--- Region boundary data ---
= = = = =

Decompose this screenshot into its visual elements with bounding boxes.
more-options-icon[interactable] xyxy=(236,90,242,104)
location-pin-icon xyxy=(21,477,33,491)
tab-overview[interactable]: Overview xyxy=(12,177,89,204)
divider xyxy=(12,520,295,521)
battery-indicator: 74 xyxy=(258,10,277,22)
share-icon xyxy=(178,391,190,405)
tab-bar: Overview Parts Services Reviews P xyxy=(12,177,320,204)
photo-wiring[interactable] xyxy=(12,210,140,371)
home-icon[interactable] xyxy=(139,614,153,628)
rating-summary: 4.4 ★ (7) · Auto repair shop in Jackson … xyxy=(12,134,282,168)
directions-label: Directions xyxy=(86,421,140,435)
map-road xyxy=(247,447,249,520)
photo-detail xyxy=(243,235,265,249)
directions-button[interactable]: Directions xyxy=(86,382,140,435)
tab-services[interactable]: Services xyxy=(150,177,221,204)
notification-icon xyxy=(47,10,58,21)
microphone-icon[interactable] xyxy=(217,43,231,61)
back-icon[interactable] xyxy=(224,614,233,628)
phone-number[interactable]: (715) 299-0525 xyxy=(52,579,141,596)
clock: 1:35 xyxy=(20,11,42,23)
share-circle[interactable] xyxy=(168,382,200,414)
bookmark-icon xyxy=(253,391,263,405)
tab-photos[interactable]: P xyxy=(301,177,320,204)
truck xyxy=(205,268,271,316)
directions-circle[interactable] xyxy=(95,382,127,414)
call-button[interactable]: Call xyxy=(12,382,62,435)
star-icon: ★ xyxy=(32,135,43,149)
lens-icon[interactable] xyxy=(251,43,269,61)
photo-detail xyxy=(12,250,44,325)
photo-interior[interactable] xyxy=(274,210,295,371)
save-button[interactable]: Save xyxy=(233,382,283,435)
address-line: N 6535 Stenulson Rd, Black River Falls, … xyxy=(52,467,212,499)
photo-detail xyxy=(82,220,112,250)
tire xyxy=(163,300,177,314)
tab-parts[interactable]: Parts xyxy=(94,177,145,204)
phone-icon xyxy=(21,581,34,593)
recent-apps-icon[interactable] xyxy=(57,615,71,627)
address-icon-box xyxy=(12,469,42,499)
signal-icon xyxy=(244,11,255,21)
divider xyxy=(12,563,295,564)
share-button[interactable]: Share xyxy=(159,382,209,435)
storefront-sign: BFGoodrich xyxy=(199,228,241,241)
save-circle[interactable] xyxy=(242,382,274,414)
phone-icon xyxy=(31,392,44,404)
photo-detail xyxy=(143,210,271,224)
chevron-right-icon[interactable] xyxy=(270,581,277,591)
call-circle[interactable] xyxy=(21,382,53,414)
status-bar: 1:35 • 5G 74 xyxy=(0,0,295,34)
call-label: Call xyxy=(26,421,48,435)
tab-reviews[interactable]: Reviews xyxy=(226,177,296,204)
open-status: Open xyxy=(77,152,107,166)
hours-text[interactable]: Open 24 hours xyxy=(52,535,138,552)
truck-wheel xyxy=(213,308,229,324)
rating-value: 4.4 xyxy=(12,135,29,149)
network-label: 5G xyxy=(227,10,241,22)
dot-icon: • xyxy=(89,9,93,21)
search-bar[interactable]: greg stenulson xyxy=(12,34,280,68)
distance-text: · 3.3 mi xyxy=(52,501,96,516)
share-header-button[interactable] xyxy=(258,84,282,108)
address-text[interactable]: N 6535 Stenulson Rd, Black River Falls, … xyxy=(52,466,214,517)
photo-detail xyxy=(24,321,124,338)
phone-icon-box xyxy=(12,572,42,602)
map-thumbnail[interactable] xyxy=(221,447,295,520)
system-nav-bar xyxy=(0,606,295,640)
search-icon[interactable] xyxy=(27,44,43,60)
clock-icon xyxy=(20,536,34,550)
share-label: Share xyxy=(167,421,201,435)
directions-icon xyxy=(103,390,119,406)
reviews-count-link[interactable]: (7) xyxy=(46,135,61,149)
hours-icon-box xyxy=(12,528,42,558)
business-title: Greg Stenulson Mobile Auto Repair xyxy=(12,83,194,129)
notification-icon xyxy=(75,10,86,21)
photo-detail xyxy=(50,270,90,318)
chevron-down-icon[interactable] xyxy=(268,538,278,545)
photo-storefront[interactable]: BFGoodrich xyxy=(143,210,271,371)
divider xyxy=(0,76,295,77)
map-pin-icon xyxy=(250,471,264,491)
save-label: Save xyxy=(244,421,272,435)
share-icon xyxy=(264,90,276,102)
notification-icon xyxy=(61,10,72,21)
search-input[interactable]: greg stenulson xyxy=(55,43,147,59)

= = = = =

--- Request ---
Copy every row above without changing anything in it.

--- Result of the task ---
Decompose this screenshot into its visual elements with bounding boxes.
more-options-icon[interactable] xyxy=(236,90,242,104)
location-pin-icon xyxy=(21,477,33,491)
tab-overview[interactable]: Overview xyxy=(12,177,89,204)
divider xyxy=(12,520,295,521)
battery-indicator: 74 xyxy=(258,10,277,22)
share-icon xyxy=(178,391,190,405)
tab-bar: Overview Parts Services Reviews P xyxy=(12,177,320,204)
photo-wiring[interactable] xyxy=(12,210,140,371)
home-icon[interactable] xyxy=(139,614,153,628)
rating-summary: 4.4 ★ (7) · Auto repair shop in Jackson … xyxy=(12,134,282,168)
directions-label: Directions xyxy=(86,421,140,435)
map-road xyxy=(247,447,249,520)
photo-detail xyxy=(243,235,265,249)
directions-button[interactable]: Directions xyxy=(86,382,140,435)
tab-services[interactable]: Services xyxy=(150,177,221,204)
notification-icon xyxy=(47,10,58,21)
microphone-icon[interactable] xyxy=(217,43,231,61)
back-icon[interactable] xyxy=(224,614,233,628)
phone-number[interactable]: (715) 299-0525 xyxy=(52,579,141,596)
clock: 1:35 xyxy=(20,11,42,23)
share-circle[interactable] xyxy=(168,382,200,414)
bookmark-icon xyxy=(253,391,263,405)
tab-photos[interactable]: P xyxy=(301,177,320,204)
truck xyxy=(205,268,271,316)
directions-circle[interactable] xyxy=(95,382,127,414)
call-button[interactable]: Call xyxy=(12,382,62,435)
star-icon: ★ xyxy=(32,135,43,149)
lens-icon[interactable] xyxy=(251,43,269,61)
photo-detail xyxy=(12,250,44,325)
photo-interior[interactable] xyxy=(274,210,295,371)
save-button[interactable]: Save xyxy=(233,382,283,435)
address-line: N 6535 Stenulson Rd, Black River Falls, … xyxy=(52,467,212,499)
photo-detail xyxy=(82,220,112,250)
tire xyxy=(163,300,177,314)
tab-parts[interactable]: Parts xyxy=(94,177,145,204)
phone-icon xyxy=(21,581,34,593)
recent-apps-icon[interactable] xyxy=(57,615,71,627)
address-icon-box xyxy=(12,469,42,499)
signal-icon xyxy=(244,11,255,21)
divider xyxy=(12,563,295,564)
share-button[interactable]: Share xyxy=(159,382,209,435)
storefront-sign: BFGoodrich xyxy=(199,228,241,241)
save-circle[interactable] xyxy=(242,382,274,414)
phone-icon xyxy=(31,392,44,404)
photo-detail xyxy=(143,210,271,224)
chevron-right-icon[interactable] xyxy=(270,581,277,591)
call-circle[interactable] xyxy=(21,382,53,414)
status-bar: 1:35 • 5G 74 xyxy=(0,0,295,34)
call-label: Call xyxy=(26,421,48,435)
tab-reviews[interactable]: Reviews xyxy=(226,177,296,204)
open-status: Open xyxy=(77,152,107,166)
hours-text[interactable]: Open 24 hours xyxy=(52,535,138,552)
truck-wheel xyxy=(213,308,229,324)
rating-value: 4.4 xyxy=(12,135,29,149)
network-label: 5G xyxy=(227,10,241,22)
dot-icon: • xyxy=(89,9,93,21)
search-bar[interactable]: greg stenulson xyxy=(12,34,280,68)
distance-text: · 3.3 mi xyxy=(52,501,96,516)
share-header-button[interactable] xyxy=(258,84,282,108)
address-text[interactable]: N 6535 Stenulson Rd, Black River Falls, … xyxy=(52,466,214,517)
photo-detail xyxy=(24,321,124,338)
phone-icon-box xyxy=(12,572,42,602)
map-thumbnail[interactable] xyxy=(221,447,295,520)
system-nav-bar xyxy=(0,606,295,640)
search-icon[interactable] xyxy=(27,44,43,60)
clock-icon xyxy=(20,536,34,550)
share-label: Share xyxy=(167,421,201,435)
directions-icon xyxy=(103,390,119,406)
reviews-count-link[interactable]: (7) xyxy=(46,135,61,149)
hours-icon-box xyxy=(12,528,42,558)
business-title: Greg Stenulson Mobile Auto Repair xyxy=(12,83,194,129)
notification-icon xyxy=(75,10,86,21)
photo-detail xyxy=(50,270,90,318)
chevron-down-icon[interactable] xyxy=(268,538,278,545)
photo-storefront[interactable]: BFGoodrich xyxy=(143,210,271,371)
divider xyxy=(0,76,295,77)
map-pin-icon xyxy=(250,471,264,491)
save-label: Save xyxy=(244,421,272,435)
share-icon xyxy=(264,90,276,102)
notification-icon xyxy=(61,10,72,21)
search-input[interactable]: greg stenulson xyxy=(55,43,147,59)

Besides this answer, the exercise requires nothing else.